[Data tied to figure images]
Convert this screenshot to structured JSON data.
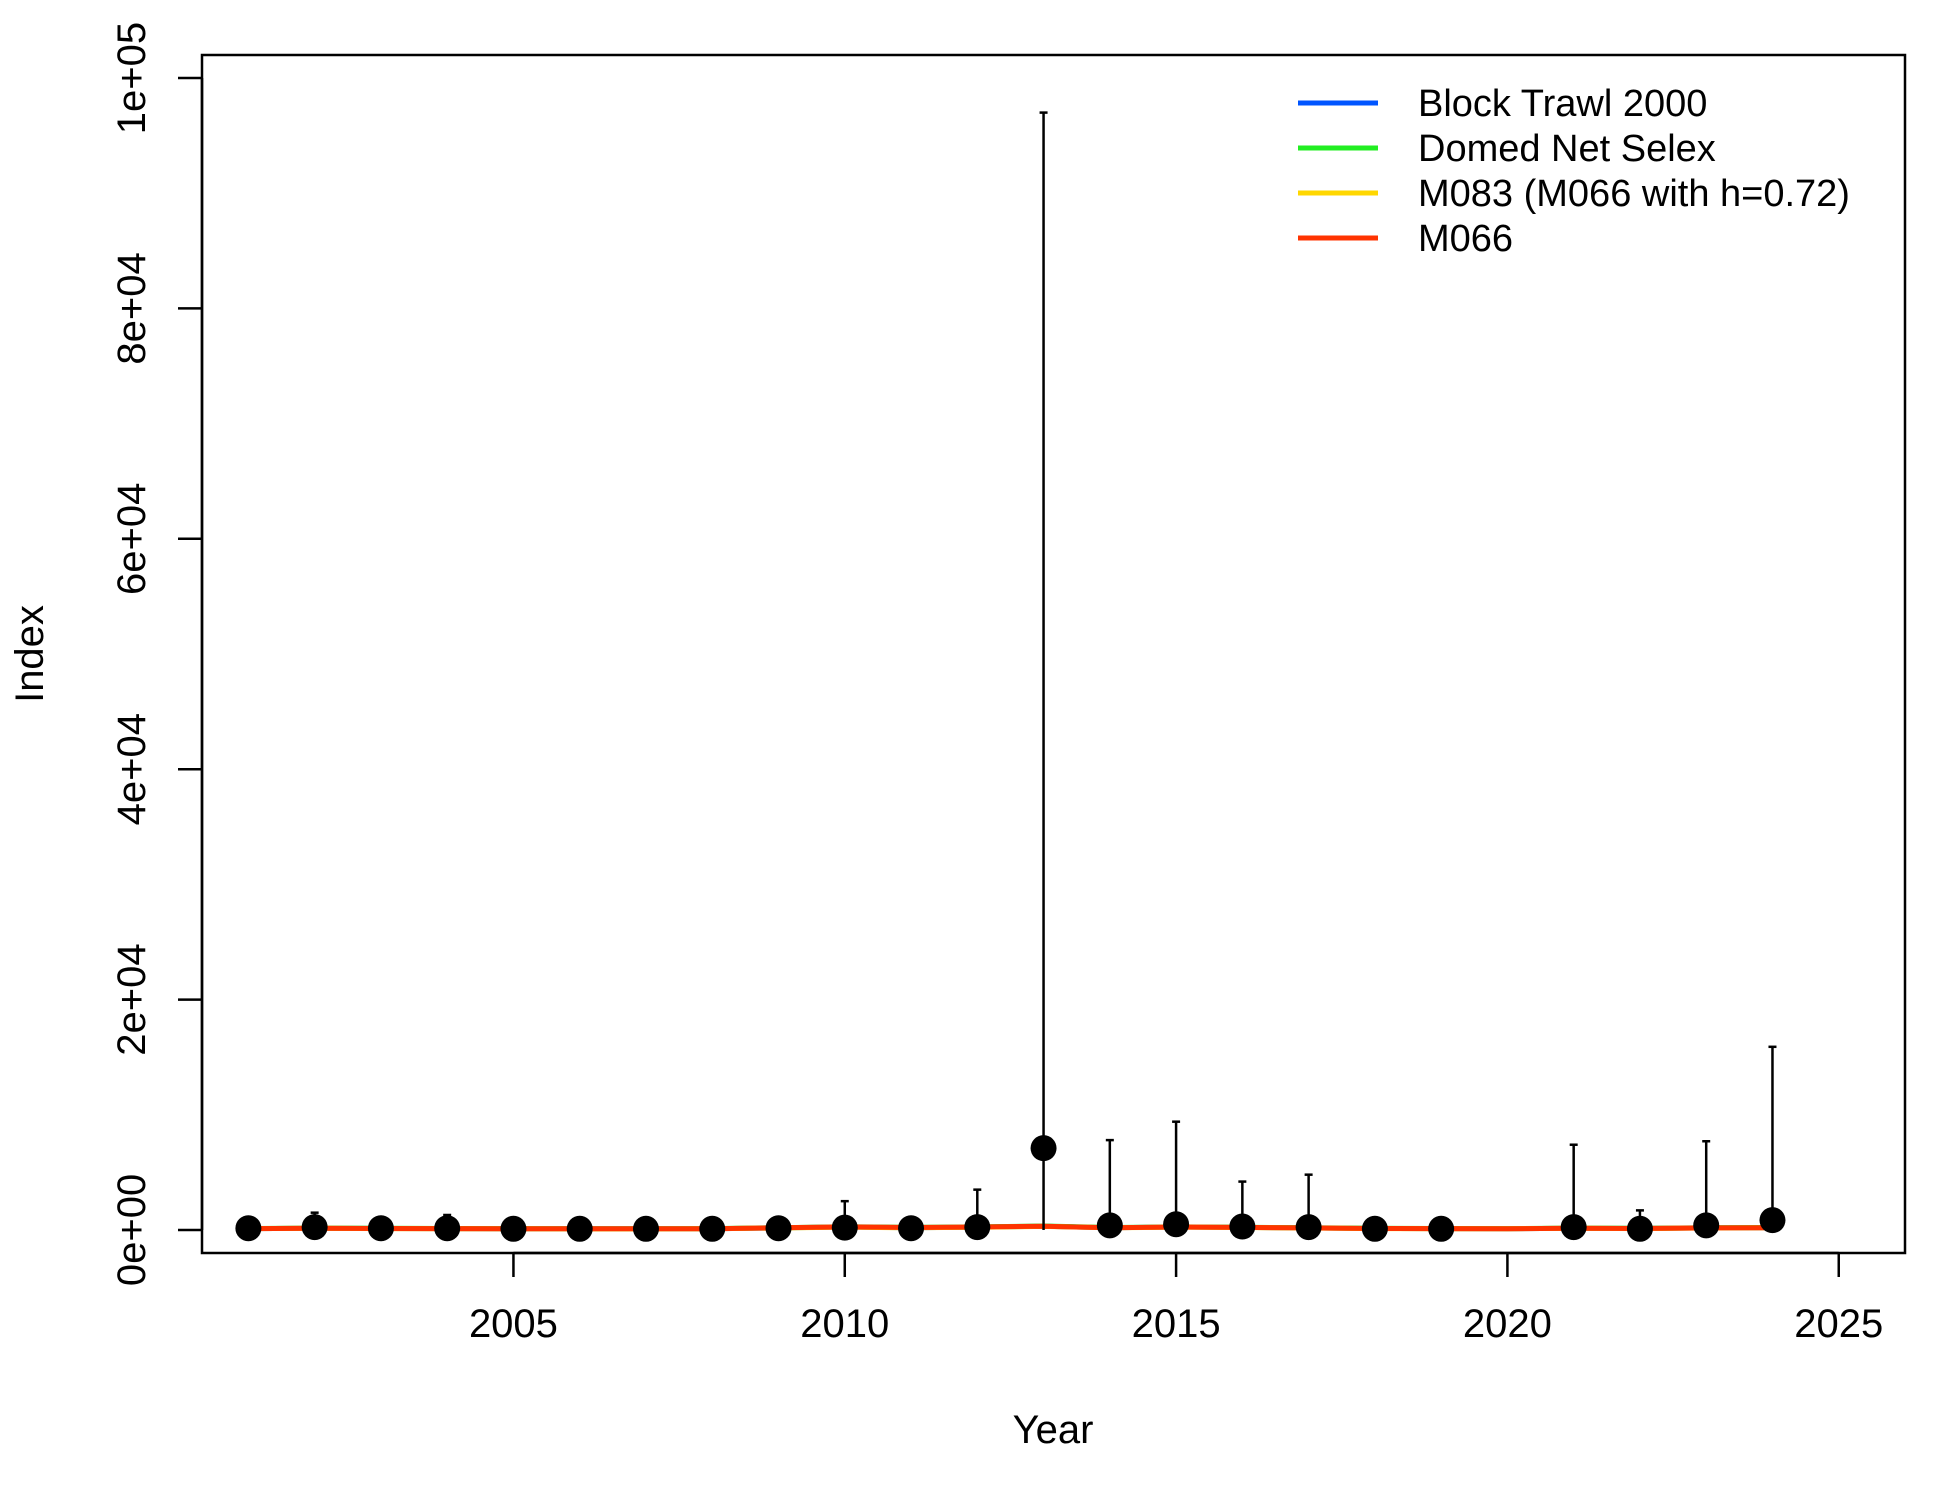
{
  "chart_data": {
    "type": "line",
    "title": "",
    "xlabel": "Year",
    "ylabel": "Index",
    "xlim": [
      2000.3,
      2026.0
    ],
    "ylim": [
      -2000,
      102000
    ],
    "xticks": [
      2005,
      2010,
      2015,
      2020,
      2025
    ],
    "xtick_labels": [
      "2005",
      "2010",
      "2015",
      "2020",
      "2025"
    ],
    "yticks": [
      0,
      20000,
      40000,
      60000,
      80000,
      100000
    ],
    "ytick_labels": [
      "0e+00",
      "2e+04",
      "4e+04",
      "6e+04",
      "8e+04",
      "1e+05"
    ],
    "grid": false,
    "legend_position": "top-right",
    "observed": {
      "x": [
        2001,
        2002,
        2003,
        2004,
        2005,
        2006,
        2007,
        2008,
        2009,
        2010,
        2011,
        2012,
        2013,
        2014,
        2015,
        2016,
        2017,
        2018,
        2019,
        2021,
        2022,
        2023,
        2024
      ],
      "y": [
        150,
        250,
        150,
        150,
        100,
        100,
        100,
        100,
        150,
        200,
        150,
        250,
        7100,
        400,
        500,
        300,
        250,
        100,
        100,
        250,
        100,
        400,
        850
      ],
      "upper": [
        900,
        1500,
        900,
        1300,
        800,
        800,
        800,
        800,
        900,
        2500,
        900,
        3500,
        97000,
        7800,
        9400,
        4200,
        4800,
        800,
        800,
        7400,
        1700,
        7700,
        15900
      ],
      "lower": [
        0,
        0,
        0,
        0,
        0,
        0,
        0,
        0,
        0,
        0,
        0,
        0,
        0,
        0,
        0,
        0,
        0,
        0,
        0,
        0,
        0,
        0,
        0
      ]
    },
    "series": [
      {
        "name": "Block Trawl 2000",
        "color": "#0055FF",
        "x": [
          2001,
          2002,
          2003,
          2004,
          2005,
          2006,
          2007,
          2008,
          2009,
          2010,
          2011,
          2012,
          2013,
          2014,
          2015,
          2016,
          2017,
          2018,
          2019,
          2020,
          2021,
          2022,
          2023,
          2024
        ],
        "values": [
          120,
          150,
          130,
          120,
          110,
          100,
          100,
          110,
          180,
          260,
          200,
          250,
          320,
          200,
          260,
          220,
          180,
          130,
          120,
          110,
          150,
          130,
          180,
          200
        ]
      },
      {
        "name": "Domed Net Selex",
        "color": "#22EE22",
        "x": [
          2001,
          2002,
          2003,
          2004,
          2005,
          2006,
          2007,
          2008,
          2009,
          2010,
          2011,
          2012,
          2013,
          2014,
          2015,
          2016,
          2017,
          2018,
          2019,
          2020,
          2021,
          2022,
          2023,
          2024
        ],
        "values": [
          130,
          160,
          140,
          130,
          120,
          110,
          110,
          120,
          200,
          280,
          220,
          270,
          340,
          210,
          270,
          230,
          190,
          140,
          130,
          120,
          160,
          140,
          190,
          210
        ]
      },
      {
        "name": "M083 (M066 with h=0.72)",
        "color": "#FFD700",
        "x": [
          2001,
          2002,
          2003,
          2004,
          2005,
          2006,
          2007,
          2008,
          2009,
          2010,
          2011,
          2012,
          2013,
          2014,
          2015,
          2016,
          2017,
          2018,
          2019,
          2020,
          2021,
          2022,
          2023,
          2024
        ],
        "values": [
          110,
          140,
          120,
          110,
          100,
          95,
          95,
          100,
          170,
          250,
          190,
          240,
          310,
          190,
          250,
          210,
          170,
          120,
          110,
          100,
          140,
          120,
          170,
          190
        ]
      },
      {
        "name": "M066",
        "color": "#FF3300",
        "x": [
          2001,
          2002,
          2003,
          2004,
          2005,
          2006,
          2007,
          2008,
          2009,
          2010,
          2011,
          2012,
          2013,
          2014,
          2015,
          2016,
          2017,
          2018,
          2019,
          2020,
          2021,
          2022,
          2023,
          2024
        ],
        "values": [
          120,
          150,
          130,
          120,
          110,
          100,
          100,
          110,
          190,
          270,
          210,
          260,
          330,
          200,
          260,
          220,
          180,
          130,
          120,
          110,
          150,
          130,
          180,
          200
        ]
      }
    ]
  }
}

> **Exercise aim**
Do not include the images; transcribe the rest of the listing exactly.

> **Answer to the problem**
Convert this screenshot to structured JSON data.
{
  "chart_data": {
    "type": "line",
    "title": "",
    "xlabel": "Year",
    "ylabel": "Index",
    "xlim": [
      2000.3,
      2026.0
    ],
    "ylim": [
      -2000,
      102000
    ],
    "xticks": [
      2005,
      2010,
      2015,
      2020,
      2025
    ],
    "xtick_labels": [
      "2005",
      "2010",
      "2015",
      "2020",
      "2025"
    ],
    "yticks": [
      0,
      20000,
      40000,
      60000,
      80000,
      100000
    ],
    "ytick_labels": [
      "0e+00",
      "2e+04",
      "4e+04",
      "6e+04",
      "8e+04",
      "1e+05"
    ],
    "grid": false,
    "legend_position": "top-right",
    "observed": {
      "x": [
        2001,
        2002,
        2003,
        2004,
        2005,
        2006,
        2007,
        2008,
        2009,
        2010,
        2011,
        2012,
        2013,
        2014,
        2015,
        2016,
        2017,
        2018,
        2019,
        2021,
        2022,
        2023,
        2024
      ],
      "y": [
        150,
        250,
        150,
        150,
        100,
        100,
        100,
        100,
        150,
        200,
        150,
        250,
        7100,
        400,
        500,
        300,
        250,
        100,
        100,
        250,
        100,
        400,
        850
      ],
      "upper": [
        900,
        1500,
        900,
        1300,
        800,
        800,
        800,
        800,
        900,
        2500,
        900,
        3500,
        97000,
        7800,
        9400,
        4200,
        4800,
        800,
        800,
        7400,
        1700,
        7700,
        15900
      ],
      "lower": [
        0,
        0,
        0,
        0,
        0,
        0,
        0,
        0,
        0,
        0,
        0,
        0,
        0,
        0,
        0,
        0,
        0,
        0,
        0,
        0,
        0,
        0,
        0
      ]
    },
    "series": [
      {
        "name": "Block Trawl 2000",
        "color": "#0055FF",
        "x": [
          2001,
          2002,
          2003,
          2004,
          2005,
          2006,
          2007,
          2008,
          2009,
          2010,
          2011,
          2012,
          2013,
          2014,
          2015,
          2016,
          2017,
          2018,
          2019,
          2020,
          2021,
          2022,
          2023,
          2024
        ],
        "values": [
          120,
          150,
          130,
          120,
          110,
          100,
          100,
          110,
          180,
          260,
          200,
          250,
          320,
          200,
          260,
          220,
          180,
          130,
          120,
          110,
          150,
          130,
          180,
          200
        ]
      },
      {
        "name": "Domed Net Selex",
        "color": "#22EE22",
        "x": [
          2001,
          2002,
          2003,
          2004,
          2005,
          2006,
          2007,
          2008,
          2009,
          2010,
          2011,
          2012,
          2013,
          2014,
          2015,
          2016,
          2017,
          2018,
          2019,
          2020,
          2021,
          2022,
          2023,
          2024
        ],
        "values": [
          130,
          160,
          140,
          130,
          120,
          110,
          110,
          120,
          200,
          280,
          220,
          270,
          340,
          210,
          270,
          230,
          190,
          140,
          130,
          120,
          160,
          140,
          190,
          210
        ]
      },
      {
        "name": "M083 (M066 with h=0.72)",
        "color": "#FFD700",
        "x": [
          2001,
          2002,
          2003,
          2004,
          2005,
          2006,
          2007,
          2008,
          2009,
          2010,
          2011,
          2012,
          2013,
          2014,
          2015,
          2016,
          2017,
          2018,
          2019,
          2020,
          2021,
          2022,
          2023,
          2024
        ],
        "values": [
          110,
          140,
          120,
          110,
          100,
          95,
          95,
          100,
          170,
          250,
          190,
          240,
          310,
          190,
          250,
          210,
          170,
          120,
          110,
          100,
          140,
          120,
          170,
          190
        ]
      },
      {
        "name": "M066",
        "color": "#FF3300",
        "x": [
          2001,
          2002,
          2003,
          2004,
          2005,
          2006,
          2007,
          2008,
          2009,
          2010,
          2011,
          2012,
          2013,
          2014,
          2015,
          2016,
          2017,
          2018,
          2019,
          2020,
          2021,
          2022,
          2023,
          2024
        ],
        "values": [
          120,
          150,
          130,
          120,
          110,
          100,
          100,
          110,
          190,
          270,
          210,
          260,
          330,
          200,
          260,
          220,
          180,
          130,
          120,
          110,
          150,
          130,
          180,
          200
        ]
      }
    ]
  }
}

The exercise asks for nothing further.